──────── RECORDS SHOWN ────────

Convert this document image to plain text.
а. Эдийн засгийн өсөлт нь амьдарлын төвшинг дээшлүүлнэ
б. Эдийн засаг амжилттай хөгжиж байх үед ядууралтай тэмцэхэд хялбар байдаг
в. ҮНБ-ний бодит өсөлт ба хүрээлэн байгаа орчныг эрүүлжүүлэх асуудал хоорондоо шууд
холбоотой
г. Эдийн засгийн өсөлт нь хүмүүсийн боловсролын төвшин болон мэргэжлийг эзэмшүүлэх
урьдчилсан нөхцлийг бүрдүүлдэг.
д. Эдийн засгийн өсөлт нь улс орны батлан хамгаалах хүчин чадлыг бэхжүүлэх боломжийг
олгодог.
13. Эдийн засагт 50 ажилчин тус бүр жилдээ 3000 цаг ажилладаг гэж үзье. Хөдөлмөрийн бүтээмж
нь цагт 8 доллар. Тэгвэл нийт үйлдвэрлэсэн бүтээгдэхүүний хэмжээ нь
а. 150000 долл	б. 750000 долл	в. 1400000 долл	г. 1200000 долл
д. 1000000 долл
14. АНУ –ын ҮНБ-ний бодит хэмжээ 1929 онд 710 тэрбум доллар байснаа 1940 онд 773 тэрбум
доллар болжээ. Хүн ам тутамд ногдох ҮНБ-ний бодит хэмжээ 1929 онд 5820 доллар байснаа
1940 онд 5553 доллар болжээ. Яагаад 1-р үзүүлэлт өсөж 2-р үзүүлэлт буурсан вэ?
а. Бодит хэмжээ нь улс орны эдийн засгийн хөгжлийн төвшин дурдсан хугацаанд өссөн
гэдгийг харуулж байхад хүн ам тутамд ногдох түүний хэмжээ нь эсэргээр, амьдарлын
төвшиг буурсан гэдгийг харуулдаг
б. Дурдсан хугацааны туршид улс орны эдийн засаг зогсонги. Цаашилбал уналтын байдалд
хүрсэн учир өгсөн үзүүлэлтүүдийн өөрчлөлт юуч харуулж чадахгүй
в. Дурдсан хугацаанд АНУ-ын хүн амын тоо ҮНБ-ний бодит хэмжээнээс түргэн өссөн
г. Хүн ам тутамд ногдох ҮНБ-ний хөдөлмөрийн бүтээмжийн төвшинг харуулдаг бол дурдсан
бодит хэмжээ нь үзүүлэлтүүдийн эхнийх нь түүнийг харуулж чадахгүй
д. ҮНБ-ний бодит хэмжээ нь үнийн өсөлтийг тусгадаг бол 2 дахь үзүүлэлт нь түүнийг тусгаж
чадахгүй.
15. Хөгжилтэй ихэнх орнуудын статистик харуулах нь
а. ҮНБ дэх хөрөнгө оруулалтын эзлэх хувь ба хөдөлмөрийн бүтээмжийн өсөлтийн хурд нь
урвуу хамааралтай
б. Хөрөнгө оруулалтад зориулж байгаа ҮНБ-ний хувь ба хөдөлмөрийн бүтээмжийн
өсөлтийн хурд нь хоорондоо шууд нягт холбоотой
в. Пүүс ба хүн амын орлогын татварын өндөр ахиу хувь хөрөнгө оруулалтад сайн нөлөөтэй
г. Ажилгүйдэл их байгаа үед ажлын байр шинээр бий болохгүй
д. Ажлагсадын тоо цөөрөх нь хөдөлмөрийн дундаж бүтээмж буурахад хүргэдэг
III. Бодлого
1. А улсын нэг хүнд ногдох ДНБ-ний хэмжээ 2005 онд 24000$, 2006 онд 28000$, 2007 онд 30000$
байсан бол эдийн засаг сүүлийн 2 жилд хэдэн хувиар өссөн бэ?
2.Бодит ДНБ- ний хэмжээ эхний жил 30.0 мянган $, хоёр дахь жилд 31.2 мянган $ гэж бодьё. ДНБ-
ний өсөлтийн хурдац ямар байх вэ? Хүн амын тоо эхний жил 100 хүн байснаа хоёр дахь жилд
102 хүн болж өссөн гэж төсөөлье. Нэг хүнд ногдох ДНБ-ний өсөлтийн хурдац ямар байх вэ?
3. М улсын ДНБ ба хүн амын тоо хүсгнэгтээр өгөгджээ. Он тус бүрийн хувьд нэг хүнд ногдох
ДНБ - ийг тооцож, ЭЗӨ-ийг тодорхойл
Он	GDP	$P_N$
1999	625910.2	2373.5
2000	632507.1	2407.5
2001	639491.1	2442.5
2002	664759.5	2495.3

────────

## [TO BE DONE]
Count the lines that hold the string "түүнийг", and reply with that number alone.

## [RESULT FOR THIS EXERCISE]
2